━━━ Given data

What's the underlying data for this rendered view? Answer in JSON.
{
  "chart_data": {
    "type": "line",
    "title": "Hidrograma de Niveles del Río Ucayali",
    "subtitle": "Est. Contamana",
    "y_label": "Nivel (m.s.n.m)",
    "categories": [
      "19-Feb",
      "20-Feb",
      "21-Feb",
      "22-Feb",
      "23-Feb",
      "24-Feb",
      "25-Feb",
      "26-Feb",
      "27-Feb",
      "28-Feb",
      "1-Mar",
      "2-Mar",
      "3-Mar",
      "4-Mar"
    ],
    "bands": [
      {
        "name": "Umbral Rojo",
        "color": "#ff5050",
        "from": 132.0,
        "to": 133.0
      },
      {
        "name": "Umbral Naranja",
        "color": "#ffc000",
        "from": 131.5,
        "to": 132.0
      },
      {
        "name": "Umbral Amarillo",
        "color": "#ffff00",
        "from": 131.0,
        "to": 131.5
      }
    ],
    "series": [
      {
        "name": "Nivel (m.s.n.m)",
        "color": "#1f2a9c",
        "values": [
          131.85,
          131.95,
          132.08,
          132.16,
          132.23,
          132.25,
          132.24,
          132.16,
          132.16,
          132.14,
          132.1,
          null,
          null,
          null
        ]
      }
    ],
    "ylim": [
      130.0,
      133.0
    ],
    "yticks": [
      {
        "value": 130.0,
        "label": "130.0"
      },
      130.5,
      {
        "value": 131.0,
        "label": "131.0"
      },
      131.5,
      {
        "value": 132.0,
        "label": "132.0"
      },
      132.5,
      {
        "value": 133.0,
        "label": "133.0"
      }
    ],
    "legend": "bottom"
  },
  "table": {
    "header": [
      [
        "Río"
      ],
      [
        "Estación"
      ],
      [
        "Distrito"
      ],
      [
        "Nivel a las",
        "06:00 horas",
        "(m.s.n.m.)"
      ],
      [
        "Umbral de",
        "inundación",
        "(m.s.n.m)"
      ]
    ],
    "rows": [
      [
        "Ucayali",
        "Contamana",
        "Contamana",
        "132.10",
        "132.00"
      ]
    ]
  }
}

━━━━━━
━━━ Given data

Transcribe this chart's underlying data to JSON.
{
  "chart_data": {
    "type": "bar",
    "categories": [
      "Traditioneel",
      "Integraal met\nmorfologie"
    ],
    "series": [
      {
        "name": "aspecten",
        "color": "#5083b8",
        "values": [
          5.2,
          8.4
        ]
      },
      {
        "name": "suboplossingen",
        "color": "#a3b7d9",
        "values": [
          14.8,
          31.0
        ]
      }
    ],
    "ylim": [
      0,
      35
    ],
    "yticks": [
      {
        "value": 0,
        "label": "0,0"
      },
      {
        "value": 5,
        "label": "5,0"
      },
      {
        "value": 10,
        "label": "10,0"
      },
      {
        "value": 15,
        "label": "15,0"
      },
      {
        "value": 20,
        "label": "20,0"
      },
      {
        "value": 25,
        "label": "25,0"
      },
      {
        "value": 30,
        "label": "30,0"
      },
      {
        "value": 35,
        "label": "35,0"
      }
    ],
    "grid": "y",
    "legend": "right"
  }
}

━━━━━━

Requirement ::
From the entries above, copy each line holding "this".

The output ::
What's the underlying data for this rendered view? Answer in JSON.
Transcribe this chart's underlying data to JSON.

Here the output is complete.